● Exercise prompt
Copy each line with the word "possible" in it.

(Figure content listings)

━━━━━━━━━━━━━━━━

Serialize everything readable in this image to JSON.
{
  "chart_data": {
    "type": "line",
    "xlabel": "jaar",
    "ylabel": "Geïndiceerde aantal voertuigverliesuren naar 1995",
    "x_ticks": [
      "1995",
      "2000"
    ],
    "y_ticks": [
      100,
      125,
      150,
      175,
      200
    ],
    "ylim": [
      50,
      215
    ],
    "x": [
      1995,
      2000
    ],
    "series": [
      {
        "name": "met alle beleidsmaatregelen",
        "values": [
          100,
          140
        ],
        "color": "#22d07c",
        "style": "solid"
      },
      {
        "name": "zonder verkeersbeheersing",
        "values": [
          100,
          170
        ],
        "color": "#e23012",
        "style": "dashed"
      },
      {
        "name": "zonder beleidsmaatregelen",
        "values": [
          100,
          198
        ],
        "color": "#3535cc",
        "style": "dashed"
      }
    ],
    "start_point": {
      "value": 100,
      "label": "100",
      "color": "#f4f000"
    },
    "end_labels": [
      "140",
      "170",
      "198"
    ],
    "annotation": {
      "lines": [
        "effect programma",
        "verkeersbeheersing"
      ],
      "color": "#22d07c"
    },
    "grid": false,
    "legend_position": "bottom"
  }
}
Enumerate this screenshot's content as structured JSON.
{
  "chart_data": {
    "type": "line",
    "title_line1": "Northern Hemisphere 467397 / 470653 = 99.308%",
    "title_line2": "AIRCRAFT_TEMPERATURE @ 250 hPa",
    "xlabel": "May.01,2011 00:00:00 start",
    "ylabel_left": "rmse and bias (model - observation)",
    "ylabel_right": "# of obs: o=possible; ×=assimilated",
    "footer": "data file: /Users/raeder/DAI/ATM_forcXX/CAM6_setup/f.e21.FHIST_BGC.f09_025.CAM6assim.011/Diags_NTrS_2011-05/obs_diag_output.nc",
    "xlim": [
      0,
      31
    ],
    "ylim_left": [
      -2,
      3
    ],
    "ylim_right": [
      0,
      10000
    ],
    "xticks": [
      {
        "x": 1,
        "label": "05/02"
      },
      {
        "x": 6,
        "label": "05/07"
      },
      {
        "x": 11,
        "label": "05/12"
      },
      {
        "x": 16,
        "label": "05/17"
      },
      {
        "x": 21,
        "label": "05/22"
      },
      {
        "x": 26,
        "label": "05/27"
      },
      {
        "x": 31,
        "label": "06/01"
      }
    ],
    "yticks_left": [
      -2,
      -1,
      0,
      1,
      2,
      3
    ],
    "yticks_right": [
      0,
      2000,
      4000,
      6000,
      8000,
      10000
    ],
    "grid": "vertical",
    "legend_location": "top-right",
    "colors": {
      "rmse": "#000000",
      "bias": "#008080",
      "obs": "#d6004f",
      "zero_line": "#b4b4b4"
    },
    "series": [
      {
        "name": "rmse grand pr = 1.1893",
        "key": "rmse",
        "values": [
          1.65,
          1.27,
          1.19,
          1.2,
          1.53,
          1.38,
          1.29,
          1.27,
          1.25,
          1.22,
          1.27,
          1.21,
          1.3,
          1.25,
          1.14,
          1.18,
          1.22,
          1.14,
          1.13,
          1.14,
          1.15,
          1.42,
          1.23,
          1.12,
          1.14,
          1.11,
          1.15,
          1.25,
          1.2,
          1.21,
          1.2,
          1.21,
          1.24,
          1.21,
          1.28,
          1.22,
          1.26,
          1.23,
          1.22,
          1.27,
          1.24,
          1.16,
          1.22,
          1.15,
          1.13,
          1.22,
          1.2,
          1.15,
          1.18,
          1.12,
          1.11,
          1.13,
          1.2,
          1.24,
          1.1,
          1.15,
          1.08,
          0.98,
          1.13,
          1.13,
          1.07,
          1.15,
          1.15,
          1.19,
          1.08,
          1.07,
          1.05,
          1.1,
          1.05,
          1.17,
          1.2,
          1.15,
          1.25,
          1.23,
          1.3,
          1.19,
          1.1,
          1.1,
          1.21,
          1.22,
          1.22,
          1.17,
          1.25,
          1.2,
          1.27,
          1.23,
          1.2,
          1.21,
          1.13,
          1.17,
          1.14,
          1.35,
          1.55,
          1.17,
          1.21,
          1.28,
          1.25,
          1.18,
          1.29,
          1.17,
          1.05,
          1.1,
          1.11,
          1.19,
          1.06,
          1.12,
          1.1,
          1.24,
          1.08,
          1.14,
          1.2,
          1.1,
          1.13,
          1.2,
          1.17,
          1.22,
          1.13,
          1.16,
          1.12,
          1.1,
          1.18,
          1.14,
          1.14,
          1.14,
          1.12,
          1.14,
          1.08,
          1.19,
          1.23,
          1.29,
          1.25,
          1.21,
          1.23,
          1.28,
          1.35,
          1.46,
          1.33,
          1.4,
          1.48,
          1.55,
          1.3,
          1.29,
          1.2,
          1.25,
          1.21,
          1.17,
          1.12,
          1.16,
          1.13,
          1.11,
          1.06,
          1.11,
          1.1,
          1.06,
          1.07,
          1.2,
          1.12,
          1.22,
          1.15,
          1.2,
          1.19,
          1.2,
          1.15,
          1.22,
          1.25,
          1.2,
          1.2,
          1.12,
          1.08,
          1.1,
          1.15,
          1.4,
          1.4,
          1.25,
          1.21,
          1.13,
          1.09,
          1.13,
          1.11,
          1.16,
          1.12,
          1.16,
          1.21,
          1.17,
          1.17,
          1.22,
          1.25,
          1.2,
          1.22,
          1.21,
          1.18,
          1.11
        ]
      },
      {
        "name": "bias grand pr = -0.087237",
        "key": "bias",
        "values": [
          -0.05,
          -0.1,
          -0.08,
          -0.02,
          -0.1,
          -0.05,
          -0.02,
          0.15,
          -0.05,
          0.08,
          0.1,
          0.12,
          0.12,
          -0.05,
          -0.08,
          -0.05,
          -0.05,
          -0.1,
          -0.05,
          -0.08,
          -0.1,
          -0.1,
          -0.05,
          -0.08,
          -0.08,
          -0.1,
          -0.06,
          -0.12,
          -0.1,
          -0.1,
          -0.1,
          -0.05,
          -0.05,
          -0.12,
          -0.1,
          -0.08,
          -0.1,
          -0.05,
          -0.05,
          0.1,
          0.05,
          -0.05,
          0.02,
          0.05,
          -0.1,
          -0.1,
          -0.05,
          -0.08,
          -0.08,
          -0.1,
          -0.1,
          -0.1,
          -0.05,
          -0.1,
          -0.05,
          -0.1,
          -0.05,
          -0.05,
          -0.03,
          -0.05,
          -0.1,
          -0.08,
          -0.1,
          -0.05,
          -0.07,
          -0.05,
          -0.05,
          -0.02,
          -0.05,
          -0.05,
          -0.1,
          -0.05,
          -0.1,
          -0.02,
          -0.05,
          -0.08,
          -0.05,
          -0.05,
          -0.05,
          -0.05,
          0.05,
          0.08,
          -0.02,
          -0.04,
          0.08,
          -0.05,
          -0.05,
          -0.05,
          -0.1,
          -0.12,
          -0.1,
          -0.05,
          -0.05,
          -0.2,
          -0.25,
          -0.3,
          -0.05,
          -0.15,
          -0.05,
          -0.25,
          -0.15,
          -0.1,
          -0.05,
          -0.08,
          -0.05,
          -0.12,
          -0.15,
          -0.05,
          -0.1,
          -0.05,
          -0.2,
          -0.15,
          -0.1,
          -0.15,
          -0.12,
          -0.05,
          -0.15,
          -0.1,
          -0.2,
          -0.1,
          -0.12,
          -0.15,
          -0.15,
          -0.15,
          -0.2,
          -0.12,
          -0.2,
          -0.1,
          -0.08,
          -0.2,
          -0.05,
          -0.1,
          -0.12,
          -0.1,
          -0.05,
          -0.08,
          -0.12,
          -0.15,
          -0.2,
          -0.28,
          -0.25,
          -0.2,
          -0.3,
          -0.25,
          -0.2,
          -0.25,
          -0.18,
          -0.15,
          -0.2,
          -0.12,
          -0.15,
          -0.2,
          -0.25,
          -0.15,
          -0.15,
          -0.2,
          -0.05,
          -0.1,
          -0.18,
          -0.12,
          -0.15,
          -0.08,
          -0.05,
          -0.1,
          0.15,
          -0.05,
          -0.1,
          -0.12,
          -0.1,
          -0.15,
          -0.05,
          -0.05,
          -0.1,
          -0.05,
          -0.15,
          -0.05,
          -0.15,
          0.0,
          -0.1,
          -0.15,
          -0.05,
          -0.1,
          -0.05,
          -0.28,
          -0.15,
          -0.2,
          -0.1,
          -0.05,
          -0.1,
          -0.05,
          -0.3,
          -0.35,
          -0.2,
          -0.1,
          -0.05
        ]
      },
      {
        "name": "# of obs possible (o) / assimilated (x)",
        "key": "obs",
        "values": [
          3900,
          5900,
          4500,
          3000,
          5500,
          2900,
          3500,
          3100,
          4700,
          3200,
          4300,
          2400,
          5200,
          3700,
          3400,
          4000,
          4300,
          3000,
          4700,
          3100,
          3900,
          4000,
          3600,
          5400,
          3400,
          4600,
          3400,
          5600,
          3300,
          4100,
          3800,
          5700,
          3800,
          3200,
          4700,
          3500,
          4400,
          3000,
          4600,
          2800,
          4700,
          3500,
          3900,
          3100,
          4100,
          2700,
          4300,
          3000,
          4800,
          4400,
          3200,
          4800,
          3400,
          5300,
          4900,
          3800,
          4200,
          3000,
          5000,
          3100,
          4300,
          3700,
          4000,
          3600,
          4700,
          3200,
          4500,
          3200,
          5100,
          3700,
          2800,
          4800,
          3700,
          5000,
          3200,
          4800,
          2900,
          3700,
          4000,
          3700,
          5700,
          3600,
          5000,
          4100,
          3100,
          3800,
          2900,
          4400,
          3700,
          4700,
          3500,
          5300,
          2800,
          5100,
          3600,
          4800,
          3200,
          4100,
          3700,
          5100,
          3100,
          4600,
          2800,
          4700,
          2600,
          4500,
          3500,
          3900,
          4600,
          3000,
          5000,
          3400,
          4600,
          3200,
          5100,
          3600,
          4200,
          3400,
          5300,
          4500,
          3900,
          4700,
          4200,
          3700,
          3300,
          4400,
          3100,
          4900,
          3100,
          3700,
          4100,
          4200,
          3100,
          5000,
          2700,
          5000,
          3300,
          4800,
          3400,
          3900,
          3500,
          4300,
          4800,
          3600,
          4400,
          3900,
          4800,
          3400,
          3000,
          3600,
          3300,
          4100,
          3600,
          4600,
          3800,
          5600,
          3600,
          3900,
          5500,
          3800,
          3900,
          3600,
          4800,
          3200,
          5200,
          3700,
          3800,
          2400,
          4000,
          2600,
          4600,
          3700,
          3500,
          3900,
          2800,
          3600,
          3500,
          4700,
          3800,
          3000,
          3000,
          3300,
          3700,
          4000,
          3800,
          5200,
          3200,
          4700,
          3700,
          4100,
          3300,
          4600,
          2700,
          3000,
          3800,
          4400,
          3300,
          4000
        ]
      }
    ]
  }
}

━━━━━━━━━━━━━━━━

● Final result
    "ylabel_right": "# of obs: o=possible; ×=assimilated",
        "name": "# of obs possible (o) / assimilated (x)",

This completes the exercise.